Directions
Extract each line of the material that follows exactly and omit its pictures.

Entries with figure data

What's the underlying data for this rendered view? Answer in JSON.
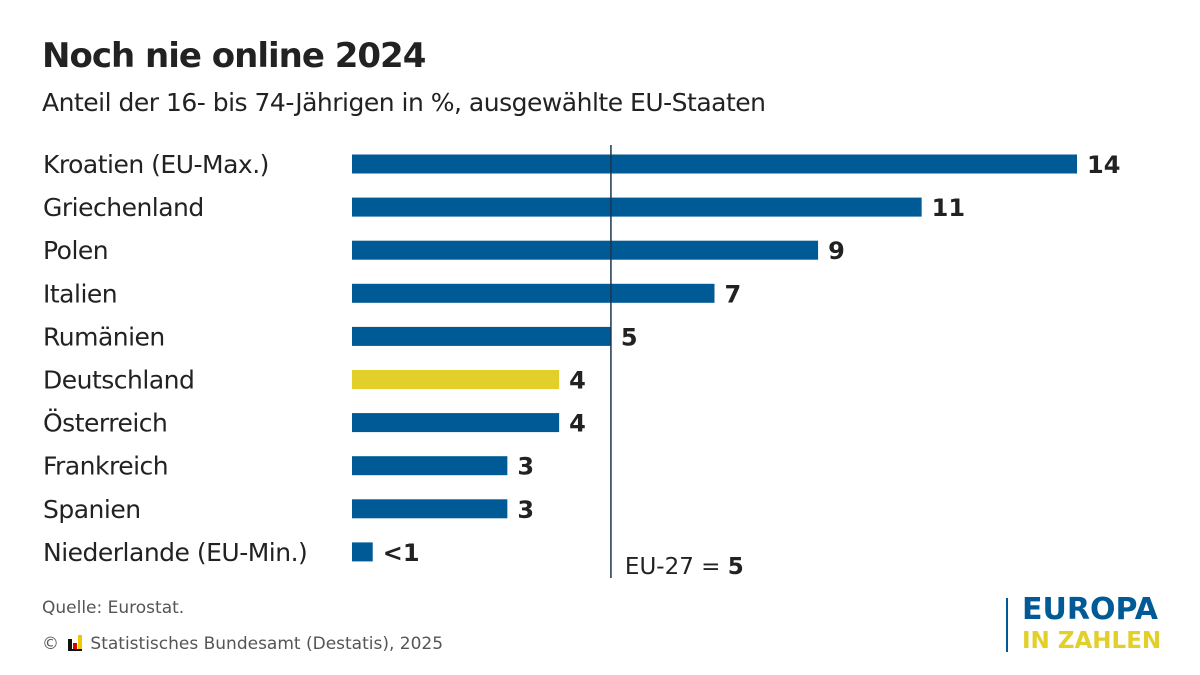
{
  "colors": {
    "bar": "#005a96",
    "highlight": "#e3cf2a",
    "text": "#222222"
  },
  "chart_data": {
    "type": "bar",
    "orientation": "horizontal",
    "title": "Noch nie online 2024",
    "subtitle": "Anteil der 16- bis 74-Jährigen in %, ausgewählte EU-Staaten",
    "categories": [
      "Kroatien (EU-Max.)",
      "Griechenland",
      "Polen",
      "Italien",
      "Rumänien",
      "Deutschland",
      "Österreich",
      "Frankreich",
      "Spanien",
      "Niederlande (EU-Min.)"
    ],
    "values": [
      14,
      11,
      9,
      7,
      5,
      4,
      4,
      3,
      3,
      0.4
    ],
    "data_labels": [
      "14",
      "11",
      "9",
      "7",
      "5",
      "4",
      "4",
      "3",
      "3",
      "<1"
    ],
    "highlight": "Deutschland",
    "reference_line": {
      "value": 5,
      "label_prefix": "EU-27 = ",
      "label_value": "5"
    },
    "xlim": [
      0,
      14
    ],
    "grid": false
  },
  "footer": {
    "source": "Quelle: Eurostat.",
    "copyright": "© ",
    "publisher": "Statistisches Bundesamt (Destatis), 2025"
  },
  "logo": {
    "line1": "EUROPA",
    "line2": "IN ZAHLEN"
  }
}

Exercise response
What's the underlying data for this rendered view? Answer in JSON.
{
  "colors": {
    "bar": "#005a96",
    "highlight": "#e3cf2a",
    "text": "#222222"
  },
  "chart_data": {
    "type": "bar",
    "orientation": "horizontal",
    "title": "Noch nie online 2024",
    "subtitle": "Anteil der 16- bis 74-Jährigen in %, ausgewählte EU-Staaten",
    "categories": [
      "Kroatien (EU-Max.)",
      "Griechenland",
      "Polen",
      "Italien",
      "Rumänien",
      "Deutschland",
      "Österreich",
      "Frankreich",
      "Spanien",
      "Niederlande (EU-Min.)"
    ],
    "values": [
      14,
      11,
      9,
      7,
      5,
      4,
      4,
      3,
      3,
      0.4
    ],
    "data_labels": [
      "14",
      "11",
      "9",
      "7",
      "5",
      "4",
      "4",
      "3",
      "3",
      "<1"
    ],
    "highlight": "Deutschland",
    "reference_line": {
      "value": 5,
      "label_prefix": "EU-27 = ",
      "label_value": "5"
    },
    "xlim": [
      0,
      14
    ],
    "grid": false
  },
  "footer": {
    "source": "Quelle: Eurostat.",
    "copyright": "© ",
    "publisher": "Statistisches Bundesamt (Destatis), 2025"
  },
  "logo": {
    "line1": "EUROPA",
    "line2": "IN ZAHLEN"
  }
}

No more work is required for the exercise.